* begin Data provided *

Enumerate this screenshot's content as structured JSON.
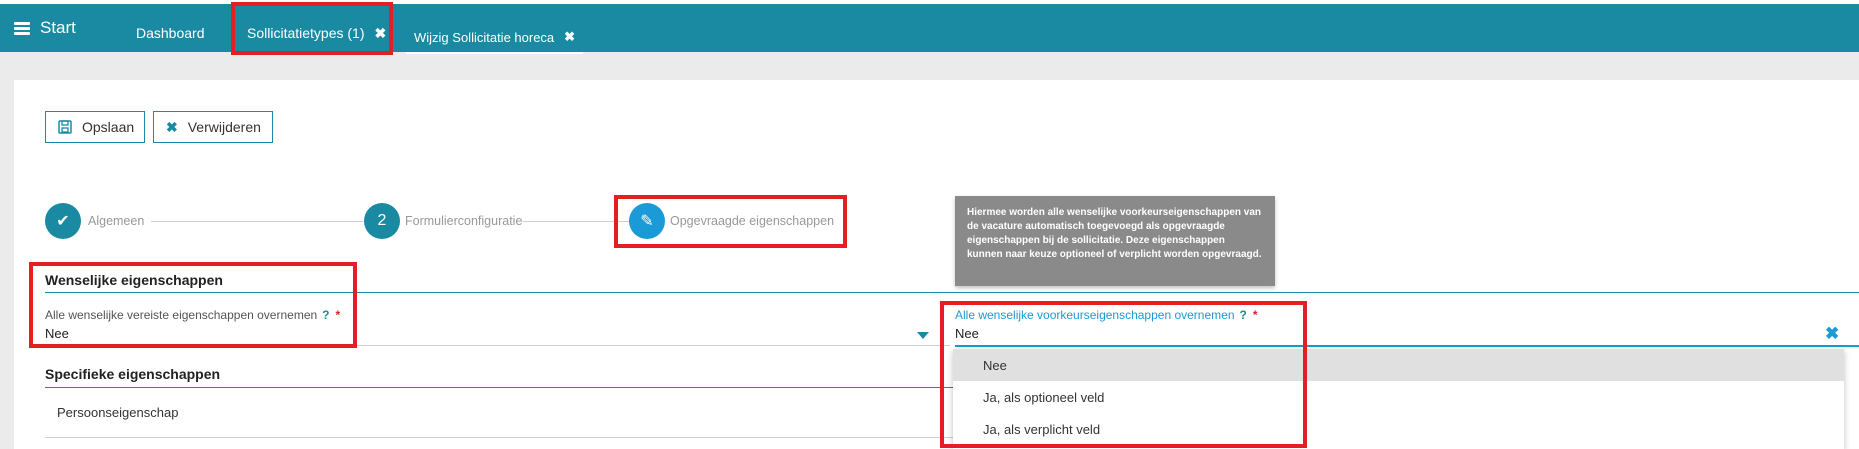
{
  "nav": {
    "start_label": "Start",
    "tabs": [
      {
        "label": "Dashboard"
      },
      {
        "label": "Sollicitatietypes (1)",
        "close": "✖"
      },
      {
        "label": "Wijzig Sollicitatie horeca",
        "close": "✖"
      }
    ],
    "menu_icon": "hamburger-icon"
  },
  "toolbar": {
    "save_label": "Opslaan",
    "save_icon": "floppy-disk-icon",
    "delete_label": "Verwijderen",
    "delete_icon": "close-icon"
  },
  "stepper": {
    "steps": [
      {
        "label": "Algemeen",
        "marker": "✔",
        "state": "done"
      },
      {
        "label": "Formulierconfiguratie",
        "marker": "2",
        "state": "pending"
      },
      {
        "label": "Opgevraagde eigenschappen",
        "marker": "✎",
        "state": "active"
      }
    ]
  },
  "tooltip": {
    "text": "Hiermee worden alle wenselijke voorkeurseigenschappen van de vacature automatisch toegevoegd als opgevraagde eigenschappen bij de sollicitatie. Deze eigenschappen kunnen naar keuze optioneel of verplicht worden opgevraagd."
  },
  "wenselijk": {
    "title": "Wenselijke eigenschappen",
    "vereiste": {
      "label": "Alle wenselijke vereiste eigenschappen overnemen",
      "help": "?",
      "required": "*",
      "value": "Nee"
    },
    "voorkeur": {
      "label": "Alle wenselijke voorkeurseigenschappen overnemen",
      "help": "?",
      "required": "*",
      "value": "Nee",
      "clear": "✖",
      "options": [
        "Nee",
        "Ja, als optioneel veld",
        "Ja, als verplicht veld"
      ],
      "selected_index": 0
    }
  },
  "specifiek": {
    "title": "Specifieke eigenschappen",
    "row_label": "Persoonseigenschap"
  },
  "colors": {
    "primary": "#1a8aa3",
    "accent_blue": "#1a9ad6",
    "highlight_red": "#e31e24",
    "tooltip_grey": "#8a8a8a"
  }
}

* end Data provided *

For the string "icon", count the lines of the entries above that include it; answer with the number only.

## [Solution to the exercise]
3